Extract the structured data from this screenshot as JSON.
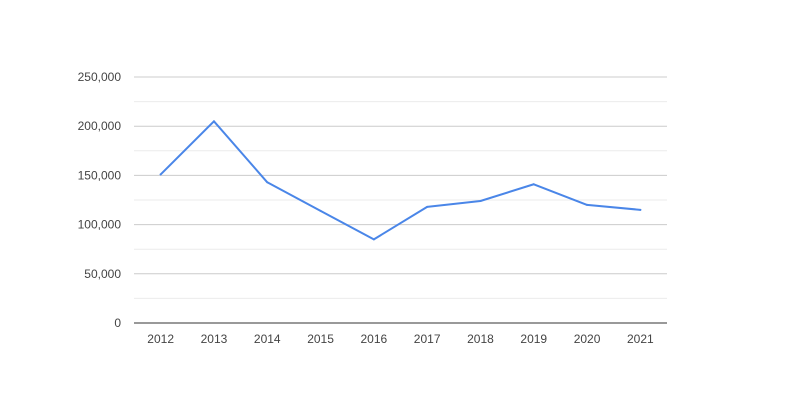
{
  "chart_data": {
    "type": "line",
    "title": "",
    "xlabel": "",
    "ylabel": "",
    "categories": [
      "2012",
      "2013",
      "2014",
      "2015",
      "2016",
      "2017",
      "2018",
      "2019",
      "2020",
      "2021"
    ],
    "series": [
      {
        "values": [
          151000,
          205000,
          143000,
          114000,
          85000,
          118000,
          124000,
          141000,
          120000,
          115000
        ],
        "color": "#4a86e8"
      }
    ],
    "ylim": [
      0,
      250000
    ],
    "y_ticks": [
      0,
      50000,
      100000,
      150000,
      200000,
      250000
    ],
    "y_tick_labels": [
      "0",
      "50,000",
      "100,000",
      "150,000",
      "200,000",
      "250,000"
    ],
    "grid": true,
    "minor_grid": true,
    "legend": "none",
    "colors": {
      "grid": "#cccccc",
      "minor_grid": "#ebebeb",
      "axis": "#333333",
      "text": "#444444"
    }
  }
}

- _TASK GOAL_
Copy every line above word for word and exclude the pictures.

- _TASK RESPONSE_
Extract the structured data from this screenshot as JSON.
{
  "chart_data": {
    "type": "line",
    "title": "",
    "xlabel": "",
    "ylabel": "",
    "categories": [
      "2012",
      "2013",
      "2014",
      "2015",
      "2016",
      "2017",
      "2018",
      "2019",
      "2020",
      "2021"
    ],
    "series": [
      {
        "values": [
          151000,
          205000,
          143000,
          114000,
          85000,
          118000,
          124000,
          141000,
          120000,
          115000
        ],
        "color": "#4a86e8"
      }
    ],
    "ylim": [
      0,
      250000
    ],
    "y_ticks": [
      0,
      50000,
      100000,
      150000,
      200000,
      250000
    ],
    "y_tick_labels": [
      "0",
      "50,000",
      "100,000",
      "150,000",
      "200,000",
      "250,000"
    ],
    "grid": true,
    "minor_grid": true,
    "legend": "none",
    "colors": {
      "grid": "#cccccc",
      "minor_grid": "#ebebeb",
      "axis": "#333333",
      "text": "#444444"
    }
  }
}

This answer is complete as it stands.